[Stored data]

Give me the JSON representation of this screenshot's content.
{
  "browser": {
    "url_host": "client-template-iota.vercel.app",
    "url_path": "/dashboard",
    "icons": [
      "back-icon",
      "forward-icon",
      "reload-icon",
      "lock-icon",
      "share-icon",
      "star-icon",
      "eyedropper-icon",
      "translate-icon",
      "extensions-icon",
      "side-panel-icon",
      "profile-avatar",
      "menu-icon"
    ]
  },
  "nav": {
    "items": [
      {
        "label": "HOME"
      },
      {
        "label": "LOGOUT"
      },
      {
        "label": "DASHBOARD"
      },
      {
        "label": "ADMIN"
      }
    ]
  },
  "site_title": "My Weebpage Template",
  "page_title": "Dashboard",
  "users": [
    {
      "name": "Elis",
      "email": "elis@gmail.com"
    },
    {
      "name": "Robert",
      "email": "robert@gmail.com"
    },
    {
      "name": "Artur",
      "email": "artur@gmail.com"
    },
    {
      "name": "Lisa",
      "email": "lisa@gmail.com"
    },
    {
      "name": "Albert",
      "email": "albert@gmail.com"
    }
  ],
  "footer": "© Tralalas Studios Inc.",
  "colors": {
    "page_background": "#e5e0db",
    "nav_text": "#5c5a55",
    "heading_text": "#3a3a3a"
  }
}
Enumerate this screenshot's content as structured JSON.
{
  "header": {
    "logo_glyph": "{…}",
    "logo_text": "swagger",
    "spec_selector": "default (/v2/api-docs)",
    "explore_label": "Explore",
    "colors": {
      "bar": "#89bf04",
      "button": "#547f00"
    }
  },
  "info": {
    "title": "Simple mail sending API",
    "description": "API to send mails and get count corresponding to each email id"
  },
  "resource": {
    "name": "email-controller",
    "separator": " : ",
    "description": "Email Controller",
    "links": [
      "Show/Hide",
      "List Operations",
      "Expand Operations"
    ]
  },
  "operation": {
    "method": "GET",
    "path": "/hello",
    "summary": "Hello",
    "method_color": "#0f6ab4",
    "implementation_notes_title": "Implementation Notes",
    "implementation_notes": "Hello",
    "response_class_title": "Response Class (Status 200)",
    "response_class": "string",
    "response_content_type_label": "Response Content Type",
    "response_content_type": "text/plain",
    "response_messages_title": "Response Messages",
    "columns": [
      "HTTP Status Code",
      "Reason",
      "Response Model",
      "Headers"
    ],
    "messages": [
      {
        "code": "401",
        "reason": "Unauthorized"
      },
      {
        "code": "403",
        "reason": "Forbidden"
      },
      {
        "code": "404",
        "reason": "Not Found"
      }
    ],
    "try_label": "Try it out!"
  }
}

→ EXERCISE
Write out the entries in full, exactly as given.

→ SOLUTION TO THIS EXERCISE
Give me the JSON representation of this screenshot's content.
{
  "browser": {
    "url_host": "client-template-iota.vercel.app",
    "url_path": "/dashboard",
    "icons": [
      "back-icon",
      "forward-icon",
      "reload-icon",
      "lock-icon",
      "share-icon",
      "star-icon",
      "eyedropper-icon",
      "translate-icon",
      "extensions-icon",
      "side-panel-icon",
      "profile-avatar",
      "menu-icon"
    ]
  },
  "nav": {
    "items": [
      {
        "label": "HOME"
      },
      {
        "label": "LOGOUT"
      },
      {
        "label": "DASHBOARD"
      },
      {
        "label": "ADMIN"
      }
    ]
  },
  "site_title": "My Weebpage Template",
  "page_title": "Dashboard",
  "users": [
    {
      "name": "Elis",
      "email": "elis@gmail.com"
    },
    {
      "name": "Robert",
      "email": "robert@gmail.com"
    },
    {
      "name": "Artur",
      "email": "artur@gmail.com"
    },
    {
      "name": "Lisa",
      "email": "lisa@gmail.com"
    },
    {
      "name": "Albert",
      "email": "albert@gmail.com"
    }
  ],
  "footer": "© Tralalas Studios Inc.",
  "colors": {
    "page_background": "#e5e0db",
    "nav_text": "#5c5a55",
    "heading_text": "#3a3a3a"
  }
}
Enumerate this screenshot's content as structured JSON.
{
  "header": {
    "logo_glyph": "{…}",
    "logo_text": "swagger",
    "spec_selector": "default (/v2/api-docs)",
    "explore_label": "Explore",
    "colors": {
      "bar": "#89bf04",
      "button": "#547f00"
    }
  },
  "info": {
    "title": "Simple mail sending API",
    "description": "API to send mails and get count corresponding to each email id"
  },
  "resource": {
    "name": "email-controller",
    "separator": " : ",
    "description": "Email Controller",
    "links": [
      "Show/Hide",
      "List Operations",
      "Expand Operations"
    ]
  },
  "operation": {
    "method": "GET",
    "path": "/hello",
    "summary": "Hello",
    "method_color": "#0f6ab4",
    "implementation_notes_title": "Implementation Notes",
    "implementation_notes": "Hello",
    "response_class_title": "Response Class (Status 200)",
    "response_class": "string",
    "response_content_type_label": "Response Content Type",
    "response_content_type": "text/plain",
    "response_messages_title": "Response Messages",
    "columns": [
      "HTTP Status Code",
      "Reason",
      "Response Model",
      "Headers"
    ],
    "messages": [
      {
        "code": "401",
        "reason": "Unauthorized"
      },
      {
        "code": "403",
        "reason": "Forbidden"
      },
      {
        "code": "404",
        "reason": "Not Found"
      }
    ],
    "try_label": "Try it out!"
  }
}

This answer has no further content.